Records shown =>

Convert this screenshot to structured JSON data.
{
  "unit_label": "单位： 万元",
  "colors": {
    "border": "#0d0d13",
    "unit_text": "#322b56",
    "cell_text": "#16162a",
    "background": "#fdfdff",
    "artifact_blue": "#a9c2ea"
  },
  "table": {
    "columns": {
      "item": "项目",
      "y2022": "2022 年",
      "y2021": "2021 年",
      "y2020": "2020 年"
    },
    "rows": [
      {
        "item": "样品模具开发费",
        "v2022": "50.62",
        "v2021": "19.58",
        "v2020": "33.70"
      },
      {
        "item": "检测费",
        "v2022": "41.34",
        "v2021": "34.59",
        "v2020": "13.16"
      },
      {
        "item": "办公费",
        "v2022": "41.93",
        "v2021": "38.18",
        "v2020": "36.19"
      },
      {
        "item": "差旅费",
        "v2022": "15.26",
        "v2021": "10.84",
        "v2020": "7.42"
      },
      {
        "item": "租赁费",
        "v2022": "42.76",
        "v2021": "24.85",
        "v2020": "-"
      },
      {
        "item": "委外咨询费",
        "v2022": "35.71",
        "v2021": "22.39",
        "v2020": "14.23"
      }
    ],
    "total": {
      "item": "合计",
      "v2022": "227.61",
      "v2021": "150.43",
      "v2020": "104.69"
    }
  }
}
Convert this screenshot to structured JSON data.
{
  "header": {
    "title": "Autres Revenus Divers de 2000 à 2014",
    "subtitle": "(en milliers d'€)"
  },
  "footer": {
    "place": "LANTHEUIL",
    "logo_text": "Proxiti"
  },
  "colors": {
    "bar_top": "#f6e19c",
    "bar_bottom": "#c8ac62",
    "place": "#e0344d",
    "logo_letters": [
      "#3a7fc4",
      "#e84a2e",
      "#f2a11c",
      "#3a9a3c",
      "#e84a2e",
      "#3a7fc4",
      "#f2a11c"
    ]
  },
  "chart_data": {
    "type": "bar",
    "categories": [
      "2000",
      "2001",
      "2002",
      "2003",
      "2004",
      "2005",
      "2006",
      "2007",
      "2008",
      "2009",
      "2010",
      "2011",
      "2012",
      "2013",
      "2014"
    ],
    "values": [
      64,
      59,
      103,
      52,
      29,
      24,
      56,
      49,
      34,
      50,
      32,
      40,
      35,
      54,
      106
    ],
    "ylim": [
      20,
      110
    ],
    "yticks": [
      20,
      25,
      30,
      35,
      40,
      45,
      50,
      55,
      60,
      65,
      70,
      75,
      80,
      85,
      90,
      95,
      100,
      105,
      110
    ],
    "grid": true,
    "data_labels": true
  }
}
---
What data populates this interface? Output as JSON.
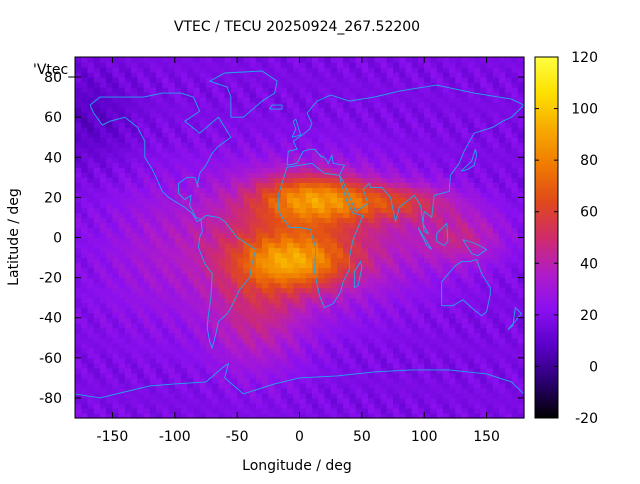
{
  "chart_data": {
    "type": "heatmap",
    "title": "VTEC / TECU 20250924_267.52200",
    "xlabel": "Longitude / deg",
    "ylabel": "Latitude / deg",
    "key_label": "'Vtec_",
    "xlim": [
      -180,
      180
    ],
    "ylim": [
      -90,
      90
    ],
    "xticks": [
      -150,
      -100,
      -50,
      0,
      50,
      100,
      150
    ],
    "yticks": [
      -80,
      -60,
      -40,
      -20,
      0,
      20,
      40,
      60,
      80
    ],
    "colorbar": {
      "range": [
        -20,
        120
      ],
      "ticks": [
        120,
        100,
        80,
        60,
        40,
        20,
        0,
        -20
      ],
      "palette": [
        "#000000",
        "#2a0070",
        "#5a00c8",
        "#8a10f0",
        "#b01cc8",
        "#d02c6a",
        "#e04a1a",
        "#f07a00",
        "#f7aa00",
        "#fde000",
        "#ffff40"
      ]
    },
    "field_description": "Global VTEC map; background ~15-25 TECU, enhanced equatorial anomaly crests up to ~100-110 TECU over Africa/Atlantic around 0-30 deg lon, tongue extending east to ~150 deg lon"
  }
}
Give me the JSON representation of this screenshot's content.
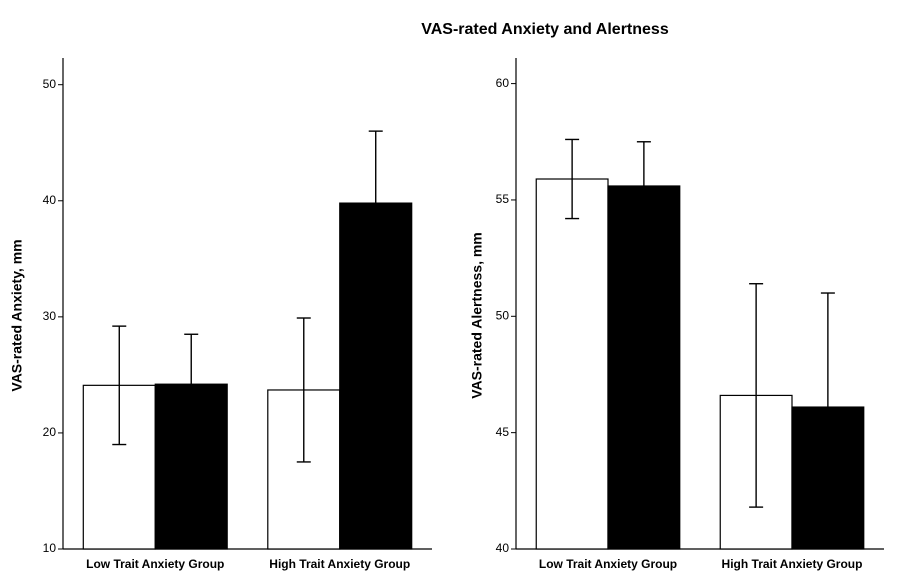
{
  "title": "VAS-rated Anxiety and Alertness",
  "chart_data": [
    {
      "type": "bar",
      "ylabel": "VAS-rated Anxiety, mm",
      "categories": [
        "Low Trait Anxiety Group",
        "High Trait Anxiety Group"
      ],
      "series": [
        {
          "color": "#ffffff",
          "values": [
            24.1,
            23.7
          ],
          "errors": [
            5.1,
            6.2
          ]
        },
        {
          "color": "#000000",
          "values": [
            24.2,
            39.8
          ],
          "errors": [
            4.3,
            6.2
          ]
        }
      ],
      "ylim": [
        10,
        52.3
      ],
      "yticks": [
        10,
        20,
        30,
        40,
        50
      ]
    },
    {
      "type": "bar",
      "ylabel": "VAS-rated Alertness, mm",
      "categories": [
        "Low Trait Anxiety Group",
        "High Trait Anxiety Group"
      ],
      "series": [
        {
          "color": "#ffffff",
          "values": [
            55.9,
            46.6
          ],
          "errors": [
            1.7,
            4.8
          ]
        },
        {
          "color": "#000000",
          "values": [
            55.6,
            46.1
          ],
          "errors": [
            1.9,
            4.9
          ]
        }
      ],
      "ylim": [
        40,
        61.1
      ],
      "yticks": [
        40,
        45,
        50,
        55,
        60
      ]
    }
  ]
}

What you need to do =>
Filter the listing for the word "Alertness" and copy every line that holds it.

Correct response =>
  "title": "VAS-rated Anxiety and Alertness",
      "ylabel": "VAS-rated Alertness, mm",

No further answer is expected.